Collected data entries:
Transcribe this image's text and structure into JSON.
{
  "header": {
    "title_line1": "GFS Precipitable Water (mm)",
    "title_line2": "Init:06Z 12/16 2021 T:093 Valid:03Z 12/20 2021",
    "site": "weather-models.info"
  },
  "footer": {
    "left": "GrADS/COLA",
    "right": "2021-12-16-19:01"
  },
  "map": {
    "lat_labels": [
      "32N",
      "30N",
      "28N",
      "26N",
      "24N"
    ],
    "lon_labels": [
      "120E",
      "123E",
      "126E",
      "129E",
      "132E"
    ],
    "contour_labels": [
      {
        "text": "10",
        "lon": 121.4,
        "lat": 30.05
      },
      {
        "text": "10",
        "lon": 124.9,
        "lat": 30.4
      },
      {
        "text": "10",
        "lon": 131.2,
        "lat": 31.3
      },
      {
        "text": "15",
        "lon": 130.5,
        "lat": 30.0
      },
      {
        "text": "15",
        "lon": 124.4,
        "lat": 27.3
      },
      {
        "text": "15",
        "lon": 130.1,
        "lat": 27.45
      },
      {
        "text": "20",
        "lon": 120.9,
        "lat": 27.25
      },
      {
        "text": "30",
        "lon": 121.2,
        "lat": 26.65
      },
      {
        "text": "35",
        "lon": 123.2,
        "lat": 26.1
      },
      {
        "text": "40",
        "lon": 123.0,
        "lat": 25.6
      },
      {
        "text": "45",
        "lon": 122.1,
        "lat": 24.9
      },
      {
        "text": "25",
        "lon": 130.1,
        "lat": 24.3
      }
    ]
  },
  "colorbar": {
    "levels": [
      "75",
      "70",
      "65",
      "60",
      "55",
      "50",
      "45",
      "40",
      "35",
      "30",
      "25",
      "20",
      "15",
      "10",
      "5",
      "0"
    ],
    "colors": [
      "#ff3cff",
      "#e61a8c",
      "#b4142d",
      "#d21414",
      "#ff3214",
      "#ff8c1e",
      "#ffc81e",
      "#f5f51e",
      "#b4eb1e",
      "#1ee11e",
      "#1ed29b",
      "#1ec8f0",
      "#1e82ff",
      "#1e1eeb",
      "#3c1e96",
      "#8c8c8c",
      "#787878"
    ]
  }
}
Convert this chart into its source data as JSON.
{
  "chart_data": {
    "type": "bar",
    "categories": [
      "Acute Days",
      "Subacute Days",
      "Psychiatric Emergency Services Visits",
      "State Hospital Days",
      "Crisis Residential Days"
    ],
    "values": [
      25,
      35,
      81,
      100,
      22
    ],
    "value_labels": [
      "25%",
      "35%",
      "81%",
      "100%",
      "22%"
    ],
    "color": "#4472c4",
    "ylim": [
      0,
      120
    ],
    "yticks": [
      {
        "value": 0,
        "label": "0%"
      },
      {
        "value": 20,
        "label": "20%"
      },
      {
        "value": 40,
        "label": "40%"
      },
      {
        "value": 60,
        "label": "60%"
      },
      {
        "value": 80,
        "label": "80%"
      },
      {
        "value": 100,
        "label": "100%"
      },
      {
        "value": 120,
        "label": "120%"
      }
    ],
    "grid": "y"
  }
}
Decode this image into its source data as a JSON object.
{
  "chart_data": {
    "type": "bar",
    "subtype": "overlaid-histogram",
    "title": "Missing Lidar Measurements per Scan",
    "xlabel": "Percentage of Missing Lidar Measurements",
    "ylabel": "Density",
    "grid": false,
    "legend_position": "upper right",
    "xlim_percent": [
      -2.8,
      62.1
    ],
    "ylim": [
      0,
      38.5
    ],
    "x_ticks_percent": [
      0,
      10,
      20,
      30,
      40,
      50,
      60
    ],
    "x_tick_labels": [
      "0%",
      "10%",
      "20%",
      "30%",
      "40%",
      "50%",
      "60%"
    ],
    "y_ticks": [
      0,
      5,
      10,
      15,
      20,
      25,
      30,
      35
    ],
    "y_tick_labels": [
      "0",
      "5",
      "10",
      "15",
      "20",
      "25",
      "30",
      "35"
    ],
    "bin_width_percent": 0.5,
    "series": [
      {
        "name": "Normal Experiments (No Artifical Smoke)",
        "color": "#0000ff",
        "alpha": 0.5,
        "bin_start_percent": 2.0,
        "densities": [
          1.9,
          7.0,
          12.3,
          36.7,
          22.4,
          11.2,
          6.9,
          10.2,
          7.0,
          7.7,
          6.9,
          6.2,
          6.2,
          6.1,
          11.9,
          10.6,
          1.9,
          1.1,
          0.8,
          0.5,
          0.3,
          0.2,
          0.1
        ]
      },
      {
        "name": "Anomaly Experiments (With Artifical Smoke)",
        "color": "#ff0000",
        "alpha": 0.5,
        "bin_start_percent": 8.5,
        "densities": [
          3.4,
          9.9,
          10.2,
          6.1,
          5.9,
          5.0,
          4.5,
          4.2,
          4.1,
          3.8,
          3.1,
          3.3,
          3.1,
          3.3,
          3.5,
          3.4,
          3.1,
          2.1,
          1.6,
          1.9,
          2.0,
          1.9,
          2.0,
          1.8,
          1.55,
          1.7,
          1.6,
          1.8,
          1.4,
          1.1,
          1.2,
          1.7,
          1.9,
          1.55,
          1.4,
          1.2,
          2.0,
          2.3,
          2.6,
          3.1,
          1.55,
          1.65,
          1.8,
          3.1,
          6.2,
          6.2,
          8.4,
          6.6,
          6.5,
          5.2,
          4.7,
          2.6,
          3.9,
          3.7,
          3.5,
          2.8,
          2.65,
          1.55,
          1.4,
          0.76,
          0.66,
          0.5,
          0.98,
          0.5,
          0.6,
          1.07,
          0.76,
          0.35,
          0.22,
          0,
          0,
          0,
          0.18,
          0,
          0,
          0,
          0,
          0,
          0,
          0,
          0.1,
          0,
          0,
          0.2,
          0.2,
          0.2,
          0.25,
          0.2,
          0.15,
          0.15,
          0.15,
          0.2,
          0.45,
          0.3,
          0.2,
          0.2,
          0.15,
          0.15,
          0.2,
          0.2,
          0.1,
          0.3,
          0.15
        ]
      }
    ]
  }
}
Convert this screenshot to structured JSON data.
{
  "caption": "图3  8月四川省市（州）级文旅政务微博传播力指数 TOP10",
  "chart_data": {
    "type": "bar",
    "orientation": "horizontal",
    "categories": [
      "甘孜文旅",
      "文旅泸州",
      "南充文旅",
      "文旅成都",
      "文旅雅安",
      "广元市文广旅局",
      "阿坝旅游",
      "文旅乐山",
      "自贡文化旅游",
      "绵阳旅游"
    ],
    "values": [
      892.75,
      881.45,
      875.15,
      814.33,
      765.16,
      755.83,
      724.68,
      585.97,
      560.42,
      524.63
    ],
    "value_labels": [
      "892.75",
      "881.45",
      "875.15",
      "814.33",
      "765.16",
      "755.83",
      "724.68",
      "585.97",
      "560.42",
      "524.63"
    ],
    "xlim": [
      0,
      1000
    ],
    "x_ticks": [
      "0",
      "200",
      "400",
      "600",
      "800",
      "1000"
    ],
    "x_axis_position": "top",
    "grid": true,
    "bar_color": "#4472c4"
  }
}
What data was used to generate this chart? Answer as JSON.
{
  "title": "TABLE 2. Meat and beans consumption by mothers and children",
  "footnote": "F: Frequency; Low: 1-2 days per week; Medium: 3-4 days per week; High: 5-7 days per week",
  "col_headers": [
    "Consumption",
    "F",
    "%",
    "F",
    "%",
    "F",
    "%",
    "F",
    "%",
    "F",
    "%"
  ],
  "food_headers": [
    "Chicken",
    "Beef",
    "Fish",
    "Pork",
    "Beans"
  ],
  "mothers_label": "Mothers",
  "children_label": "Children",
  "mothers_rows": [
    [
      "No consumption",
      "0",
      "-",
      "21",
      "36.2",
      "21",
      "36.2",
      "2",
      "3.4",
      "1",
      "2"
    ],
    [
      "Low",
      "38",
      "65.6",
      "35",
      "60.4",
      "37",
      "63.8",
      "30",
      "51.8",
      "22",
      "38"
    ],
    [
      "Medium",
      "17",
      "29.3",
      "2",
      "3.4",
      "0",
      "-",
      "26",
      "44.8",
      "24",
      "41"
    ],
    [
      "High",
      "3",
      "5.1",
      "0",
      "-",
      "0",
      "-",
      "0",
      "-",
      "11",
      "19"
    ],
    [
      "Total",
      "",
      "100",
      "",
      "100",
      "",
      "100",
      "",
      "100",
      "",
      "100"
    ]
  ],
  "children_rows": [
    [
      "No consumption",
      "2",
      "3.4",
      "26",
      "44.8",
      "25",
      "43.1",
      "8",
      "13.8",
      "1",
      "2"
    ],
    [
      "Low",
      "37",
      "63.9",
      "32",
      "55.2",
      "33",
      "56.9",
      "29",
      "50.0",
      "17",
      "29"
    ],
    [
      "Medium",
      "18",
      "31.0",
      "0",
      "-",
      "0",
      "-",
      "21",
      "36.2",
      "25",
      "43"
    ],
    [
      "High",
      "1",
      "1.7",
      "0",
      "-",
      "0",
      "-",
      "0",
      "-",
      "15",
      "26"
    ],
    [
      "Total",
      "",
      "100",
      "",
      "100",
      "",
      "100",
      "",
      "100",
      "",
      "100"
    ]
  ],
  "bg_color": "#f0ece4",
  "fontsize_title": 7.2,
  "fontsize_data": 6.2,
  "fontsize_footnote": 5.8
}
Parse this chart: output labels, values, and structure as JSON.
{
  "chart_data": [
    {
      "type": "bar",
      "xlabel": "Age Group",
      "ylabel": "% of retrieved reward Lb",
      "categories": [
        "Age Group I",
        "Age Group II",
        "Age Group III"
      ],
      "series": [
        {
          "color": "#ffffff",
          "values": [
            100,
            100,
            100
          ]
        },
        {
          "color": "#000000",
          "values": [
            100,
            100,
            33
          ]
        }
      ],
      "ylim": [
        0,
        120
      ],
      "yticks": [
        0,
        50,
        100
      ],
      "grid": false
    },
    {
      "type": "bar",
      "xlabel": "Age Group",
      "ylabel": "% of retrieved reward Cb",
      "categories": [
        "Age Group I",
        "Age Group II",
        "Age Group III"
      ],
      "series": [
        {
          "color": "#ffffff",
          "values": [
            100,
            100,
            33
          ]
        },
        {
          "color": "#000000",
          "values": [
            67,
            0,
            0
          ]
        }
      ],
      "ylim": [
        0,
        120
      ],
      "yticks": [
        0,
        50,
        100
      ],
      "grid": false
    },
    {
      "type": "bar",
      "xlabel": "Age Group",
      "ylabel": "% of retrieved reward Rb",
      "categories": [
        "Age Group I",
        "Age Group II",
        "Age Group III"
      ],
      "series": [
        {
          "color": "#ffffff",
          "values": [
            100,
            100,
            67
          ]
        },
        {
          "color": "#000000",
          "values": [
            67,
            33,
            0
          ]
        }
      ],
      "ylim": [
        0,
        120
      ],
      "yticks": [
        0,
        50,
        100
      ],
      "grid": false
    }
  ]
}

## SET EXERCISE
Filter the entries down to the lines with the word "Smoke" in them.

## EXERCISE RESPONSE
        "name": "Normal Experiments (No Artifical Smoke)",
        "name": "Anomaly Experiments (With Artifical Smoke)",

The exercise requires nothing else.